Required work |
A – From the Brahms forum thread, return the passage between "## Ukko (Jun" and "up in lights.", inclusive, copied word for word.
B – In the Brahms forum thread, which piece does eddieker08 say he posted a video of himself playing three years earlier?

Page text |
★ ★ ★

# Brahms Op. 118 No. 3 ADVICE PLEASE!



## eddieker08 (Dec 8, 2010)

Hey everyone. I'm new to this but I just started learning Brahms Ballade and I love it! Just thought I'd get some feedback on what people thought of this work in progress.


----------



## Guest (Dec 9, 2010)

Yes, great piece from a great set! I really like how clear everything is, especially the melody in the beginning. I thought the middle section could have been a bit quieter, but it worked nonetheless and you really brought the melody out. The transition from the middle to the recap I think should start much softer and build up. The very end was perfect. So, overall, great playing! I enjoyed this very much. If you add a bit more dynamic contrast I think you'll have a brilliant interpretation on your hands.


----------



## Chris (Jun 1, 2010)

I loved every moment of this. Feel free to post more


----------



## Aramis (Mar 1, 2009)

This is your house? You bourgeoi, proletariat will get you, justice shall be served!


----------



## Ukko (Jun 4, 2010)

Aramis said:


> This is your house? You bourgeoi, proletariat will get you, justice shall be served!


I too am impressed by your surroundings. That staircase will defeat you in your dotage.

I am not going to listen to you play until I see your name up in lights.


----------



## Chris (Jun 1, 2010)

Aramis said:


> This is your house? You bourgeoi, proletariat will get you, justice shall be served!


Aramis, have you not noticed our pianist's attire is a gesture to the working classes? No tailed coat, no bowtie, no cummerbund. He is on the side of the oppressed.


----------



## eddieker08 (Dec 8, 2010)

Thanks so much for the comments  It is nice to hear what people have to say and I completely agree with you Jeff about the middle section dynamics. And don't worry I'm no more bourgeois than the rest of you are haha. Keep the comments coming


----------



## Rasa (Apr 23, 2009)

Let's not forget it's the Bourgeois who enabled most of our favourite composers to exist!


----------



## Jean Christophe Paré (Nov 21, 2010)

Change the shirt and I'll be happy with the rest.


(I would prefer it a little softer in the beginning. Else, it was fine.)


----------



## eddieker08 (Dec 8, 2010)

Hey Chris...if you were interested I'm slowly going to be posting some of my older music. It really isn't great quality recording but hopefully from here on out I can get a better camera. For now...I just posted a video of me playing Fantasie Impromptu 3 years back you or anyone else is interested


----------

★ ★ ★

Dataset section |
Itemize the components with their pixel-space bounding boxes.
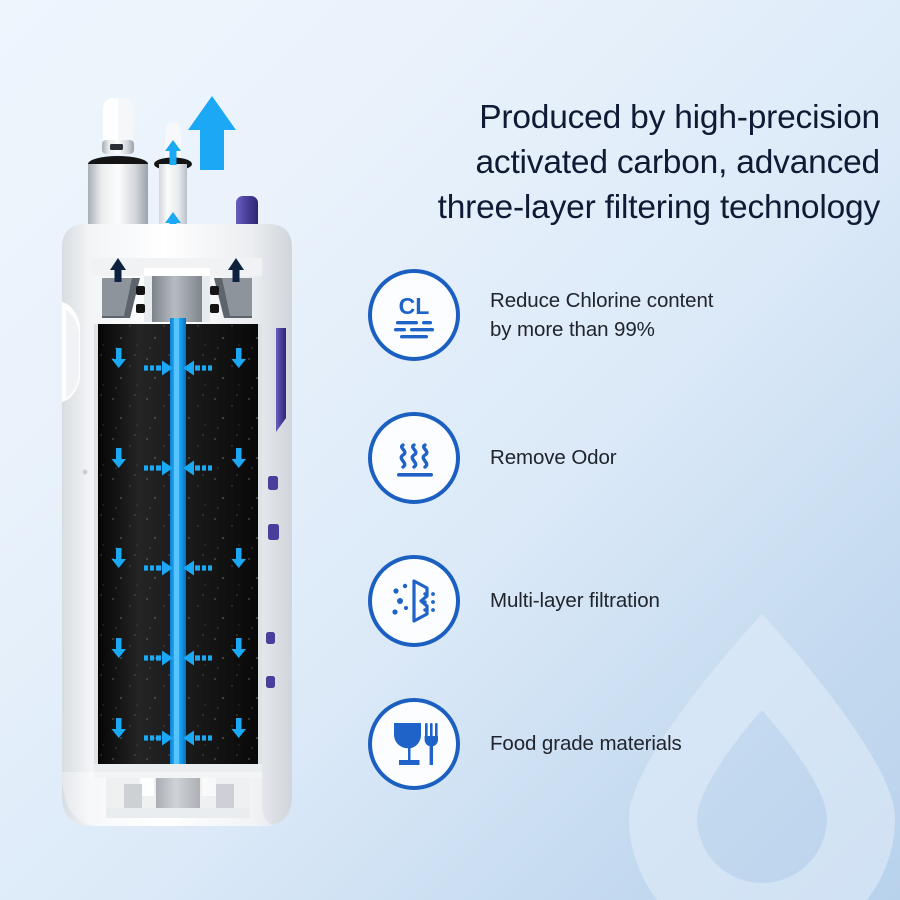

★ ★ ★

Expected responses |
A –
## Ukko (Jun 4, 2010)

Aramis said:


> This is your house? You bourgeoi, proletariat will get you, justice shall be served!


I too am impressed by your surroundings. That staircase will defeat you in your dotage.

I am not going to listen to you play until I see your name up in lights.

B – Fantasie Impromptu